_Work instructions_
Identify the lines bearing the string "xlabel" and gather them.

_Data records_
------------------------------------------------
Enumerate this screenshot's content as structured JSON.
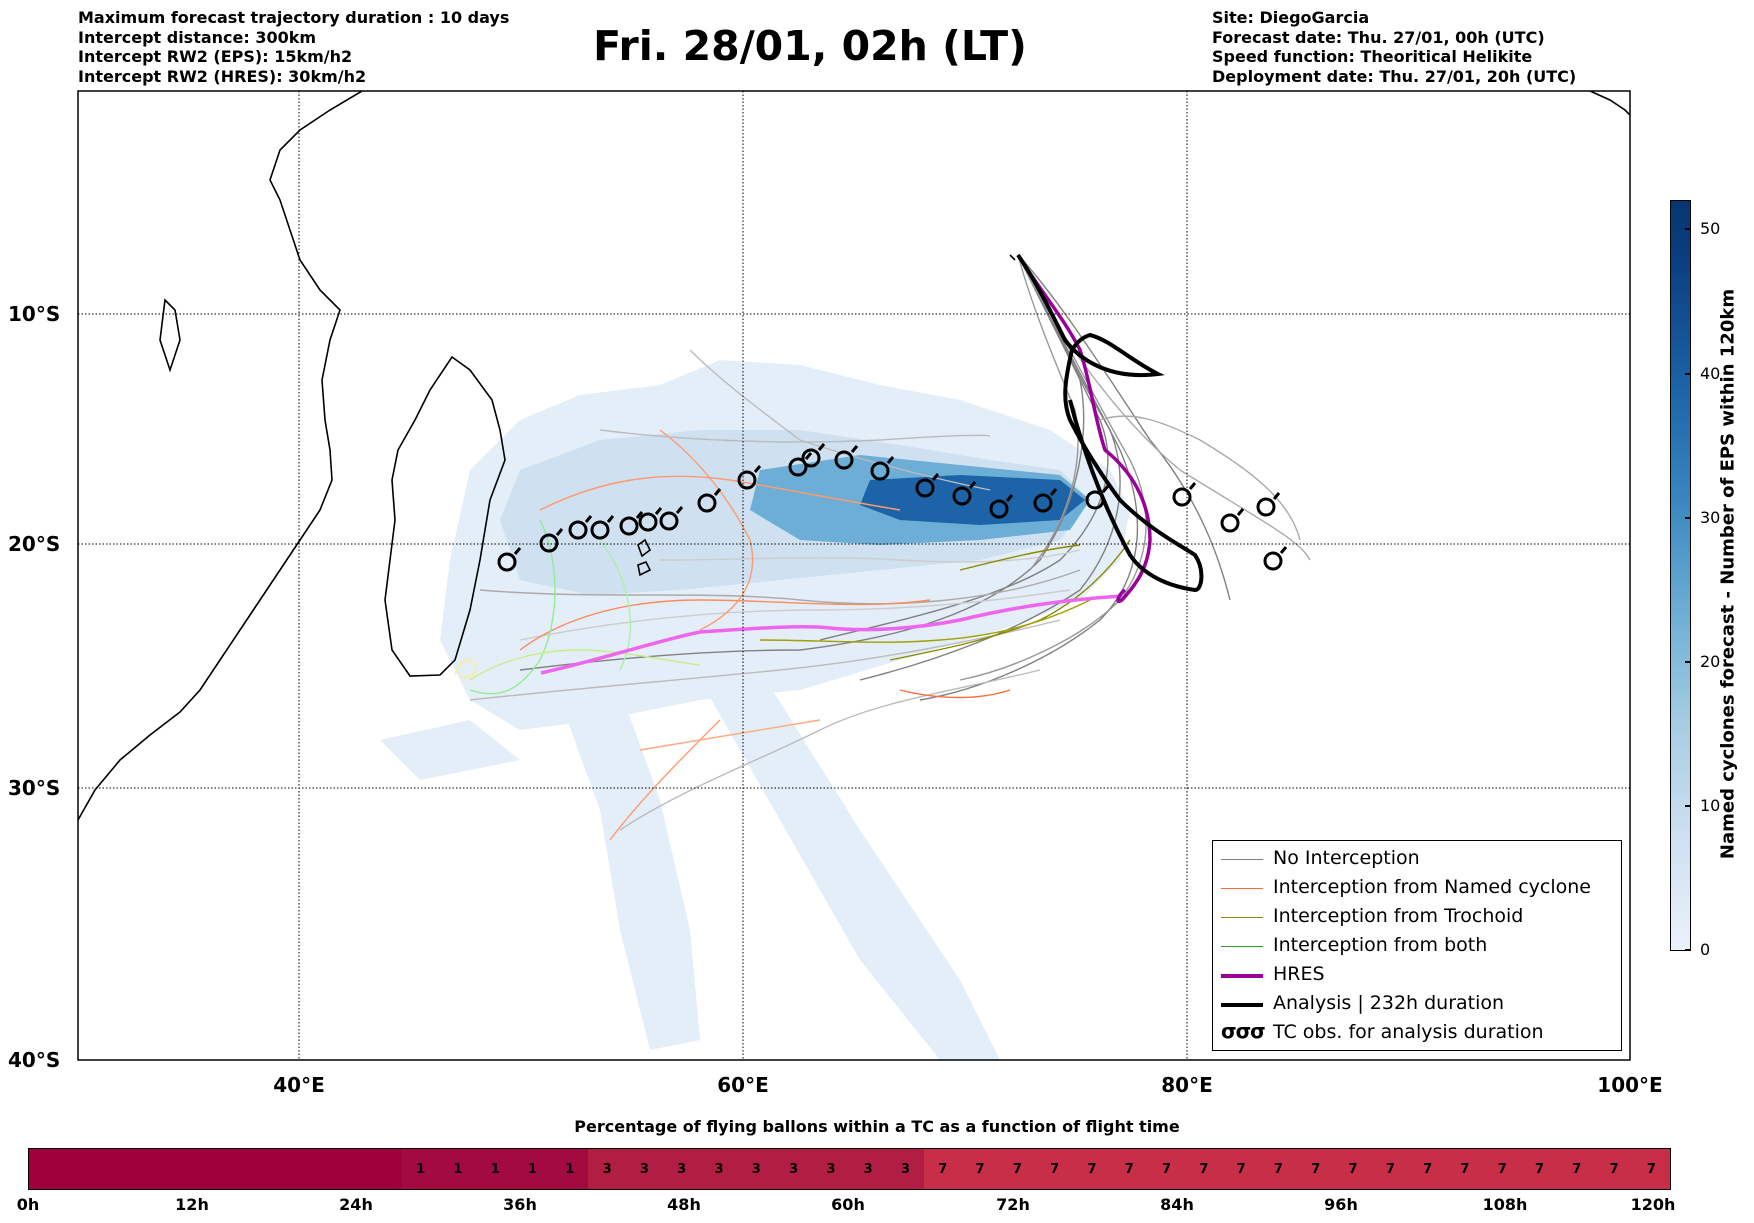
{
  "header_left": {
    "line1": "Maximum forecast trajectory duration : 10 days",
    "line2": "Intercept distance: 300km",
    "line3": "Intercept RW2 (EPS):  15km/h2",
    "line4": "Intercept RW2 (HRES): 30km/h2"
  },
  "title": "Fri. 28/01, 02h (LT)",
  "header_right": {
    "line1": "Site: DiegoGarcia",
    "line2": "Forecast date: Thu. 27/01, 00h (UTC)",
    "line3": "Speed function: Theoritical Helikite",
    "line4": "Deployment date: Thu. 27/01, 20h (UTC)"
  },
  "map": {
    "lat_labels": [
      "10°S",
      "20°S",
      "30°S",
      "40°S"
    ],
    "lon_labels": [
      "40°E",
      "60°E",
      "80°E",
      "100°E"
    ],
    "colors": {
      "no_interception": "#808080",
      "named_cyclone": "#ff6a3d",
      "trochoid": "#8a8a00",
      "both": "#2a9a2a",
      "hres": "#990099",
      "analysis": "#000000",
      "hres_light": "#ee66ee"
    }
  },
  "legend": {
    "items": [
      {
        "label": "No Interception",
        "icon": "grey-line"
      },
      {
        "label": "Interception from Named cyclone",
        "icon": "orange-line"
      },
      {
        "label": "Interception from Trochoid",
        "icon": "olive-line"
      },
      {
        "label": "Interception from both",
        "icon": "green-line"
      },
      {
        "label": "HRES",
        "icon": "purple-thick-line"
      },
      {
        "label": "Analysis | 232h duration",
        "icon": "black-thick-line"
      },
      {
        "label": "TC obs. for analysis duration",
        "icon": "cyclone-symbol-icon",
        "glyph": "σσσ"
      }
    ]
  },
  "colorbar": {
    "title": "Named cyclones forecast - Number of EPS within 120km",
    "ticks": [
      "0",
      "10",
      "20",
      "30",
      "40",
      "50"
    ]
  },
  "timebar": {
    "title": "Percentage of flying ballons within a TC as a function of flight time",
    "segments": [
      "",
      "",
      "",
      "",
      "",
      "",
      "",
      "",
      "",
      "",
      "1",
      "1",
      "1",
      "1",
      "1",
      "3",
      "3",
      "3",
      "3",
      "3",
      "3",
      "3",
      "3",
      "3",
      "7",
      "7",
      "7",
      "7",
      "7",
      "7",
      "7",
      "7",
      "7",
      "7",
      "7",
      "7",
      "7",
      "7",
      "7",
      "7",
      "7",
      "7",
      "7",
      "7"
    ],
    "segment_colors": {
      "empty": "#a0003c",
      "1": "#a30a40",
      "3": "#b21d44",
      "7": "#c82e48"
    },
    "ticks": [
      "0h",
      "12h",
      "24h",
      "36h",
      "48h",
      "60h",
      "72h",
      "84h",
      "96h",
      "108h",
      "120h"
    ]
  }
}
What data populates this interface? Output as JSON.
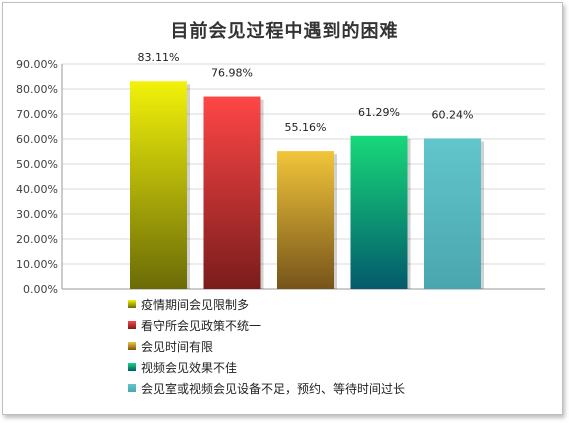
{
  "chart_data": {
    "type": "bar",
    "title": "目前会见过程中遇到的困难",
    "categories": [
      "疫情期间会见限制多",
      "看守所会见政策不统一",
      "会见时间有限",
      "视频会见效果不佳",
      "会见室或视频会见设备不足，预约、等待时间过长"
    ],
    "values": [
      83.11,
      76.98,
      55.16,
      61.29,
      60.24
    ],
    "value_labels": [
      "83.11%",
      "76.98%",
      "55.16%",
      "61.29%",
      "60.24%"
    ],
    "y_ticks": [
      "0.00%",
      "10.00%",
      "20.00%",
      "30.00%",
      "40.00%",
      "50.00%",
      "60.00%",
      "70.00%",
      "80.00%",
      "90.00%"
    ],
    "ylim": [
      0,
      90
    ],
    "grid": true,
    "legend_position": "bottom",
    "colors": [
      {
        "top": "#f2f20a",
        "bottom": "#6b6b08"
      },
      {
        "top": "#ff4646",
        "bottom": "#7a1c1c"
      },
      {
        "top": "#f2c53a",
        "bottom": "#76541a"
      },
      {
        "top": "#18d87a",
        "bottom": "#035a6c"
      },
      {
        "top": "#62c6cc",
        "bottom": "#4aa6ae"
      }
    ],
    "xlabel": "",
    "ylabel": ""
  }
}
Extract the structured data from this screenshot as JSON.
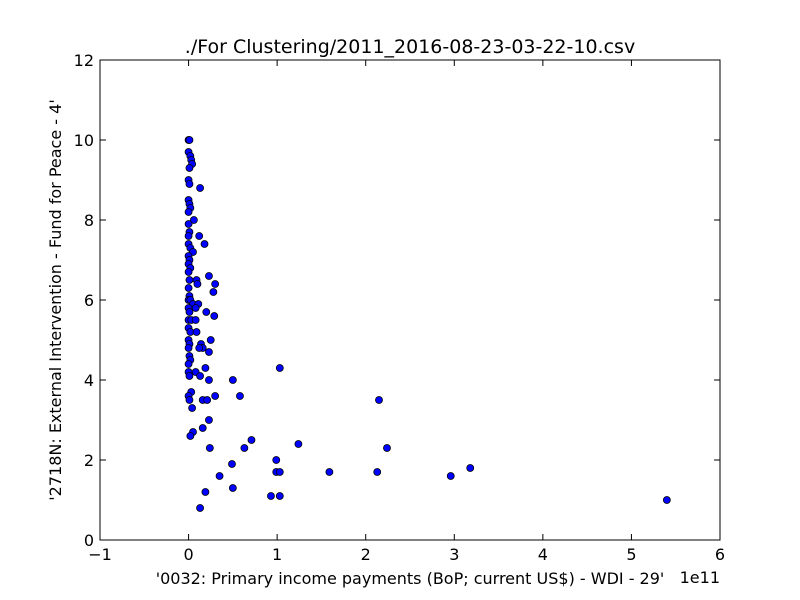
{
  "chart_data": {
    "type": "scatter",
    "title": "./For Clustering/2011_2016-08-23-03-22-10.csv",
    "xlabel": "'0032: Primary income payments  (BoP; current US$) - WDI - 29'",
    "ylabel": "'2718N: External Intervention - Fund for Peace - 4'",
    "x_scale_label": "1e11",
    "x_scale_factor": 100000000000,
    "xlim": [
      -1,
      6
    ],
    "ylim": [
      0,
      12
    ],
    "xticks": [
      -1,
      0,
      1,
      2,
      3,
      4,
      5,
      6
    ],
    "yticks": [
      0,
      2,
      4,
      6,
      8,
      10,
      12
    ],
    "grid": false,
    "legend": "none",
    "marker_color": "#0000ff",
    "marker_edge_color": "#000000",
    "points_note": "x values are in units of 1e11 US$",
    "points": [
      {
        "x": 0.0,
        "y": 10.0
      },
      {
        "x": 0.01,
        "y": 10.0
      },
      {
        "x": 0.0,
        "y": 9.7
      },
      {
        "x": 0.02,
        "y": 9.6
      },
      {
        "x": 0.03,
        "y": 9.5
      },
      {
        "x": 0.04,
        "y": 9.4
      },
      {
        "x": 0.01,
        "y": 9.3
      },
      {
        "x": 0.0,
        "y": 9.0
      },
      {
        "x": 0.01,
        "y": 8.9
      },
      {
        "x": 0.13,
        "y": 8.8
      },
      {
        "x": 0.0,
        "y": 8.5
      },
      {
        "x": 0.01,
        "y": 8.4
      },
      {
        "x": 0.02,
        "y": 8.3
      },
      {
        "x": 0.0,
        "y": 8.2
      },
      {
        "x": 0.06,
        "y": 8.0
      },
      {
        "x": 0.0,
        "y": 7.9
      },
      {
        "x": 0.01,
        "y": 7.7
      },
      {
        "x": 0.0,
        "y": 7.6
      },
      {
        "x": 0.12,
        "y": 7.6
      },
      {
        "x": 0.18,
        "y": 7.4
      },
      {
        "x": 0.0,
        "y": 7.4
      },
      {
        "x": 0.02,
        "y": 7.3
      },
      {
        "x": 0.05,
        "y": 7.2
      },
      {
        "x": 0.0,
        "y": 7.1
      },
      {
        "x": 0.01,
        "y": 7.0
      },
      {
        "x": 0.0,
        "y": 6.9
      },
      {
        "x": 0.02,
        "y": 6.8
      },
      {
        "x": 0.0,
        "y": 6.7
      },
      {
        "x": 0.23,
        "y": 6.6
      },
      {
        "x": 0.01,
        "y": 6.5
      },
      {
        "x": 0.09,
        "y": 6.5
      },
      {
        "x": 0.1,
        "y": 6.4
      },
      {
        "x": 0.3,
        "y": 6.4
      },
      {
        "x": 0.0,
        "y": 6.3
      },
      {
        "x": 0.28,
        "y": 6.2
      },
      {
        "x": 0.01,
        "y": 6.1
      },
      {
        "x": 0.0,
        "y": 6.0
      },
      {
        "x": 0.02,
        "y": 6.0
      },
      {
        "x": 0.05,
        "y": 5.9
      },
      {
        "x": 0.11,
        "y": 5.9
      },
      {
        "x": 0.0,
        "y": 5.8
      },
      {
        "x": 0.08,
        "y": 5.8
      },
      {
        "x": 0.2,
        "y": 5.7
      },
      {
        "x": 0.01,
        "y": 5.7
      },
      {
        "x": 0.29,
        "y": 5.6
      },
      {
        "x": 0.0,
        "y": 5.5
      },
      {
        "x": 0.03,
        "y": 5.5
      },
      {
        "x": 0.08,
        "y": 5.5
      },
      {
        "x": 0.0,
        "y": 5.3
      },
      {
        "x": 0.02,
        "y": 5.2
      },
      {
        "x": 0.09,
        "y": 5.2
      },
      {
        "x": 0.0,
        "y": 5.0
      },
      {
        "x": 0.25,
        "y": 5.0
      },
      {
        "x": 0.01,
        "y": 4.9
      },
      {
        "x": 0.14,
        "y": 4.9
      },
      {
        "x": 0.16,
        "y": 4.8
      },
      {
        "x": 0.12,
        "y": 4.8
      },
      {
        "x": 0.0,
        "y": 4.8
      },
      {
        "x": 0.23,
        "y": 4.7
      },
      {
        "x": 0.01,
        "y": 4.6
      },
      {
        "x": 0.02,
        "y": 4.5
      },
      {
        "x": 0.0,
        "y": 4.4
      },
      {
        "x": 0.19,
        "y": 4.3
      },
      {
        "x": 1.03,
        "y": 4.3
      },
      {
        "x": 0.0,
        "y": 4.2
      },
      {
        "x": 0.08,
        "y": 4.2
      },
      {
        "x": 0.01,
        "y": 4.1
      },
      {
        "x": 0.13,
        "y": 4.1
      },
      {
        "x": 0.23,
        "y": 4.0
      },
      {
        "x": 0.5,
        "y": 4.0
      },
      {
        "x": 0.03,
        "y": 3.7
      },
      {
        "x": 0.0,
        "y": 3.6
      },
      {
        "x": 0.3,
        "y": 3.6
      },
      {
        "x": 0.58,
        "y": 3.6
      },
      {
        "x": 0.01,
        "y": 3.5
      },
      {
        "x": 0.16,
        "y": 3.5
      },
      {
        "x": 0.21,
        "y": 3.5
      },
      {
        "x": 2.15,
        "y": 3.5
      },
      {
        "x": 0.04,
        "y": 3.3
      },
      {
        "x": 0.23,
        "y": 3.0
      },
      {
        "x": 0.16,
        "y": 2.8
      },
      {
        "x": 0.05,
        "y": 2.7
      },
      {
        "x": 0.02,
        "y": 2.6
      },
      {
        "x": 0.71,
        "y": 2.5
      },
      {
        "x": 1.24,
        "y": 2.4
      },
      {
        "x": 0.24,
        "y": 2.3
      },
      {
        "x": 0.63,
        "y": 2.3
      },
      {
        "x": 2.24,
        "y": 2.3
      },
      {
        "x": 0.99,
        "y": 2.0
      },
      {
        "x": 0.49,
        "y": 1.9
      },
      {
        "x": 3.18,
        "y": 1.8
      },
      {
        "x": 0.99,
        "y": 1.7
      },
      {
        "x": 1.03,
        "y": 1.7
      },
      {
        "x": 1.59,
        "y": 1.7
      },
      {
        "x": 2.13,
        "y": 1.7
      },
      {
        "x": 0.35,
        "y": 1.6
      },
      {
        "x": 2.96,
        "y": 1.6
      },
      {
        "x": 0.5,
        "y": 1.3
      },
      {
        "x": 0.19,
        "y": 1.2
      },
      {
        "x": 0.93,
        "y": 1.1
      },
      {
        "x": 1.03,
        "y": 1.1
      },
      {
        "x": 5.4,
        "y": 1.0
      },
      {
        "x": 0.13,
        "y": 0.8
      }
    ]
  }
}
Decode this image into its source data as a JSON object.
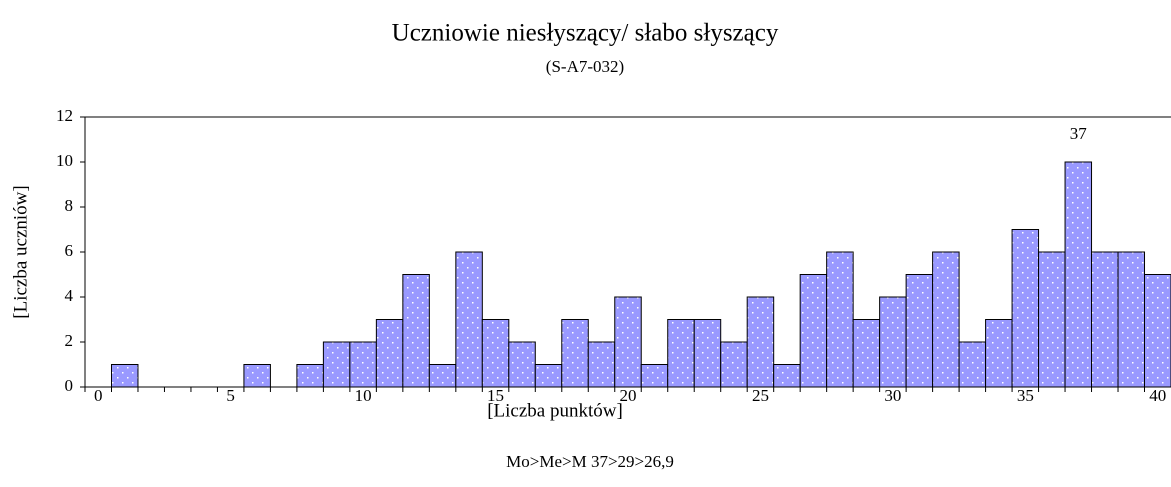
{
  "chart_data": {
    "type": "bar",
    "title": "Uczniowie niesłyszący/ słabo słyszący",
    "subtitle": "(S-A7-032)",
    "x_label": "[Liczba punktów]",
    "y_label": "[Liczba uczniów]",
    "note": "Mo>Me>M   37>29>26,9",
    "x": [
      0,
      1,
      2,
      3,
      4,
      5,
      6,
      7,
      8,
      9,
      10,
      11,
      12,
      13,
      14,
      15,
      16,
      17,
      18,
      19,
      20,
      21,
      22,
      23,
      24,
      25,
      26,
      27,
      28,
      29,
      30,
      31,
      32,
      33,
      34,
      35,
      36,
      37,
      38,
      39,
      40
    ],
    "values": [
      0,
      1,
      0,
      0,
      0,
      0,
      1,
      0,
      1,
      2,
      2,
      3,
      5,
      1,
      6,
      3,
      2,
      1,
      3,
      2,
      4,
      1,
      3,
      3,
      2,
      4,
      1,
      5,
      6,
      3,
      4,
      5,
      6,
      2,
      3,
      7,
      6,
      10,
      6,
      6,
      5
    ],
    "color": "#9999ff",
    "xlim": [
      -0.5,
      40.5
    ],
    "xticks": [
      0,
      5,
      10,
      15,
      20,
      25,
      30,
      35,
      40
    ],
    "ylim": [
      0,
      12
    ],
    "yticks": [
      0,
      2,
      4,
      6,
      8,
      10,
      12
    ],
    "annotations": [
      {
        "text": "37",
        "x": 37,
        "y": 10
      }
    ]
  }
}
------------------------------------------------
_Complete answer_
    "xlabel": "",
    "xlabel": "'0032: Primary income payments  (BoP; current US$) - WDI - 29'",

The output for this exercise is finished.